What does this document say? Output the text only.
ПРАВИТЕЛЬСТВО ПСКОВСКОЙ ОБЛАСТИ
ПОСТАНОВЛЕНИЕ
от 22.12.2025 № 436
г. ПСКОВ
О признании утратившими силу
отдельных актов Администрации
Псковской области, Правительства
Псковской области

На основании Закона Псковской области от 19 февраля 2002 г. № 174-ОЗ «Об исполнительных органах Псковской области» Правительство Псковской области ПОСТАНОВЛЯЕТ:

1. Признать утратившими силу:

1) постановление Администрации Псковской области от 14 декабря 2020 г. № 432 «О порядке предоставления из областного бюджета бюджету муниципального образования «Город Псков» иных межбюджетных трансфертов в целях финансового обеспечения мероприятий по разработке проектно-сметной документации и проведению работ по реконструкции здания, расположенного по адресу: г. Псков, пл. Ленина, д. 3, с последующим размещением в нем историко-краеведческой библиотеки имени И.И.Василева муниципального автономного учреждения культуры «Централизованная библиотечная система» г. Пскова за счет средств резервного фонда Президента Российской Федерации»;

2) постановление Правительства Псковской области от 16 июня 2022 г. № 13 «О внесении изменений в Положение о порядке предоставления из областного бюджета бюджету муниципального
····················
Challenge:
Exactly reproduce every line found in the records.

Result below:
What does this document say? Output the text only.
ПРАВИТЕЛЬСТВО ПСКОВСКОЙ ОБЛАСТИ
ПОСТАНОВЛЕНИЕ
от 22.12.2025 № 436
г. ПСКОВ
О признании утратившими силу
отдельных актов Администрации
Псковской области, Правительства
Псковской области

На основании Закона Псковской области от 19 февраля 2002 г. № 174-ОЗ «Об исполнительных органах Псковской области» Правительство Псковской области ПОСТАНОВЛЯЕТ:

1. Признать утратившими силу:

1) постановление Администрации Псковской области от 14 декабря 2020 г. № 432 «О порядке предоставления из областного бюджета бюджету муниципального образования «Город Псков» иных межбюджетных трансфертов в целях финансового обеспечения мероприятий по разработке проектно-сметной документации и проведению работ по реконструкции здания, расположенного по адресу: г. Псков, пл. Ленина, д. 3, с последующим размещением в нем историко-краеведческой библиотеки имени И.И.Василева муниципального автономного учреждения культуры «Централизованная библиотечная система» г. Пскова за счет средств резервного фонда Президента Российской Федерации»;

2) постановление Правительства Псковской области от 16 июня 2022 г. № 13 «О внесении изменений в Положение о порядке предоставления из областного бюджета бюджету муниципального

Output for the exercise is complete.